- **Directions**:
Locate every line in the records that contains the string "maintenance", matching case exactly, and copy each of those lines.

START Listed entries

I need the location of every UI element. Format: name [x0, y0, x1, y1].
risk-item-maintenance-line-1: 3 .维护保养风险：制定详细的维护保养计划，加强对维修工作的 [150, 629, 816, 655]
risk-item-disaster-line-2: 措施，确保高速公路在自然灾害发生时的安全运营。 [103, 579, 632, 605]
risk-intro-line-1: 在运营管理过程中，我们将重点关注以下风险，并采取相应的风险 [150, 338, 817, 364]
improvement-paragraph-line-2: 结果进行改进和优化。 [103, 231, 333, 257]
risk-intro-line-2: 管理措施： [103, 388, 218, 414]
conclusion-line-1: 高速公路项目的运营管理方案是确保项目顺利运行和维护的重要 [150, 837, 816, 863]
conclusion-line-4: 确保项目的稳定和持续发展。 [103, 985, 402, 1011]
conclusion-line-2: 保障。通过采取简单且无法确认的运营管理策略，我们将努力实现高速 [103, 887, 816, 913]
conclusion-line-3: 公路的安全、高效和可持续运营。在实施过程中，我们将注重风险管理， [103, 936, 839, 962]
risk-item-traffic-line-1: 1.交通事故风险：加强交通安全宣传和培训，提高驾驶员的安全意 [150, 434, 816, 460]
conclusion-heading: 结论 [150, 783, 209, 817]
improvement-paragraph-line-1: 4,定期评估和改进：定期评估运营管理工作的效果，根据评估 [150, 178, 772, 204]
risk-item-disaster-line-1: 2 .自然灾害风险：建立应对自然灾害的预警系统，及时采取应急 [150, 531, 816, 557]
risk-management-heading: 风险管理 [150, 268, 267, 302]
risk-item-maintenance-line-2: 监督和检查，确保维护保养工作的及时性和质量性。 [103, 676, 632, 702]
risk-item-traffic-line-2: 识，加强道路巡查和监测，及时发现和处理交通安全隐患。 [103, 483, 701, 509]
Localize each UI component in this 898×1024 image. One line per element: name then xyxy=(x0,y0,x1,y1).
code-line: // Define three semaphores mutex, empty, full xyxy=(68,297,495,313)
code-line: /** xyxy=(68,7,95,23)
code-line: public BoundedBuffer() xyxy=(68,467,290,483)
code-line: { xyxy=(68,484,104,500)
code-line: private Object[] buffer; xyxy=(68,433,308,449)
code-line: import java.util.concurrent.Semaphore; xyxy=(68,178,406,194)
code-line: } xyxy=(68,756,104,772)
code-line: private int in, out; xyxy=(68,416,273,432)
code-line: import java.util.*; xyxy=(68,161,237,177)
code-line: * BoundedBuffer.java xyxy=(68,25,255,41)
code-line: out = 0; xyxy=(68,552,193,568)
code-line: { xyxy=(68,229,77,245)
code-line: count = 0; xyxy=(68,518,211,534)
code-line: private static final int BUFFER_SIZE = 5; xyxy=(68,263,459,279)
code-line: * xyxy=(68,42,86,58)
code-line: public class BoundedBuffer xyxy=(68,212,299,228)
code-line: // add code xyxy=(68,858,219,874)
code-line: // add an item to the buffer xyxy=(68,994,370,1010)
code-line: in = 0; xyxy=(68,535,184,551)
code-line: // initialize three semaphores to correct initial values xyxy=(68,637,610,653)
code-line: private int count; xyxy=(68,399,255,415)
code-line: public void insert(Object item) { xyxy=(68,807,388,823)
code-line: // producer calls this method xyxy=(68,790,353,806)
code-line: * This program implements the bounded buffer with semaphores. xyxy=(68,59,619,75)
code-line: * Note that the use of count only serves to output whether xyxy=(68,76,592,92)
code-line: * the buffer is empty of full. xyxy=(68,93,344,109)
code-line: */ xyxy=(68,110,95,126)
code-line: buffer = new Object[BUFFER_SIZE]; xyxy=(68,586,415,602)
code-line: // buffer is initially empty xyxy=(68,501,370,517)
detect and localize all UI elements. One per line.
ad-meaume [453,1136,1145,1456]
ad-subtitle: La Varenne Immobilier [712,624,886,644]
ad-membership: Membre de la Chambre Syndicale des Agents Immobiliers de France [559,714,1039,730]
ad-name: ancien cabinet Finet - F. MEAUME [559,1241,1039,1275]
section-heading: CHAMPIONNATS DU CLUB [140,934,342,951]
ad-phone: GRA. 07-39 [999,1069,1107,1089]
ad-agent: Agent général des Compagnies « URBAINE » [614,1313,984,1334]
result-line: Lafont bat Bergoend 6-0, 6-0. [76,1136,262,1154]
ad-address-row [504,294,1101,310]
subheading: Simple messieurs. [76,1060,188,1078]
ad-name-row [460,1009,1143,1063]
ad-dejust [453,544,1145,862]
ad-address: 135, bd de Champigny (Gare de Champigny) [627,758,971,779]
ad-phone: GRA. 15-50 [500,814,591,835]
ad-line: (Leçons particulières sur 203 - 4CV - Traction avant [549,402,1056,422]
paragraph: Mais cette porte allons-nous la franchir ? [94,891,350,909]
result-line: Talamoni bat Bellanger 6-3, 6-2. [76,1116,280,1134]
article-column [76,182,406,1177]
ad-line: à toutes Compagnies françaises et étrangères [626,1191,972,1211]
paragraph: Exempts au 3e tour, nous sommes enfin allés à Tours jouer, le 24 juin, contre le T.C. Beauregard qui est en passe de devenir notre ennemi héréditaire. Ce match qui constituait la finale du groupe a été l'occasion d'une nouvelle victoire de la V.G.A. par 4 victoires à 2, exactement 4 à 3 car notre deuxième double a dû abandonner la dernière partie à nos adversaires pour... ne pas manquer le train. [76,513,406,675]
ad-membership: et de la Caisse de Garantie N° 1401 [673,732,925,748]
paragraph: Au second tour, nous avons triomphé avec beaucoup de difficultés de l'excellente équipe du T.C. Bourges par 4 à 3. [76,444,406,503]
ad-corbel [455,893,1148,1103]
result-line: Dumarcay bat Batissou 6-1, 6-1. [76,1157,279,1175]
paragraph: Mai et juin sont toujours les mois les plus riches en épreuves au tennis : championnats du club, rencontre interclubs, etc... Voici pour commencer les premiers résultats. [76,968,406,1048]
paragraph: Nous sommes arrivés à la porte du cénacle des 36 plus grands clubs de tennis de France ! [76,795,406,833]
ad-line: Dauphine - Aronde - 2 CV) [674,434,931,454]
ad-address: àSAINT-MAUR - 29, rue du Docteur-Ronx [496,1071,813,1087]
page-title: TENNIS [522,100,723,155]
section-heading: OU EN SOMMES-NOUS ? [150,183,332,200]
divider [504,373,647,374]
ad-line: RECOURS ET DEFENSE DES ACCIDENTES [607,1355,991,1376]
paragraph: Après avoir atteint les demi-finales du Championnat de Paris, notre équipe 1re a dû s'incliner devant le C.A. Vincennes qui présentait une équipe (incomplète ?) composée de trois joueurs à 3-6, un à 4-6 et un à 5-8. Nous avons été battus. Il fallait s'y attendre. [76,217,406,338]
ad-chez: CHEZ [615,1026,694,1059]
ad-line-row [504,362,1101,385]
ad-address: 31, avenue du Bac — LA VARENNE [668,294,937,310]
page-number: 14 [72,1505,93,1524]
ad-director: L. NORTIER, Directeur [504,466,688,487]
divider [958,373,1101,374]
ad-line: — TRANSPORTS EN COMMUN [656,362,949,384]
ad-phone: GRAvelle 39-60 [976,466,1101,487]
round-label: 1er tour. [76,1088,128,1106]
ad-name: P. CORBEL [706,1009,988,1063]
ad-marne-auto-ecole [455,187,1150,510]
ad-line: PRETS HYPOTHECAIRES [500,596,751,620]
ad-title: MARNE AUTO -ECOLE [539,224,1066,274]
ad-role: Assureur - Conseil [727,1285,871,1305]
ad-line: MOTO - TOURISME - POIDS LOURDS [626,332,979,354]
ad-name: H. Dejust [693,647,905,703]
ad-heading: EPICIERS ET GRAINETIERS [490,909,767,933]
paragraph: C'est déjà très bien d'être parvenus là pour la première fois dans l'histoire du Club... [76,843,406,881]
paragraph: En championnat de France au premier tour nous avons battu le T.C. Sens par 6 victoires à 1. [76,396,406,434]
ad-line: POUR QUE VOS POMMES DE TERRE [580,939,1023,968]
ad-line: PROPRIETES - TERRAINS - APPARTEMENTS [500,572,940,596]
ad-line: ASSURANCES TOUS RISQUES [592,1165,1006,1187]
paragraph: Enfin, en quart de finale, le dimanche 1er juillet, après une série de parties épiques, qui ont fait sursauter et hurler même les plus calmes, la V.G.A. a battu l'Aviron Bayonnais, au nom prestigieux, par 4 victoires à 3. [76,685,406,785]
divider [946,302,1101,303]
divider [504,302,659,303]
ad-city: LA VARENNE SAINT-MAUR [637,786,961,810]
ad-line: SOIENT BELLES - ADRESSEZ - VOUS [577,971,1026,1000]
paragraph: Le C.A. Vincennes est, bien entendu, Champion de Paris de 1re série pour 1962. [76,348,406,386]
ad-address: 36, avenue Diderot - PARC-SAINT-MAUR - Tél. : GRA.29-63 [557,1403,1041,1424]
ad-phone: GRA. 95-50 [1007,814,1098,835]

END Listed entries

- **Output for this task**:
risk-item-maintenance-line-1: 3 .维护保养风险：制定详细的维护保养计划，加强对维修工作的 [150, 629, 816, 655]
risk-item-maintenance-line-2: 监督和检查，确保维护保养工作的及时性和质量性。 [103, 676, 632, 702]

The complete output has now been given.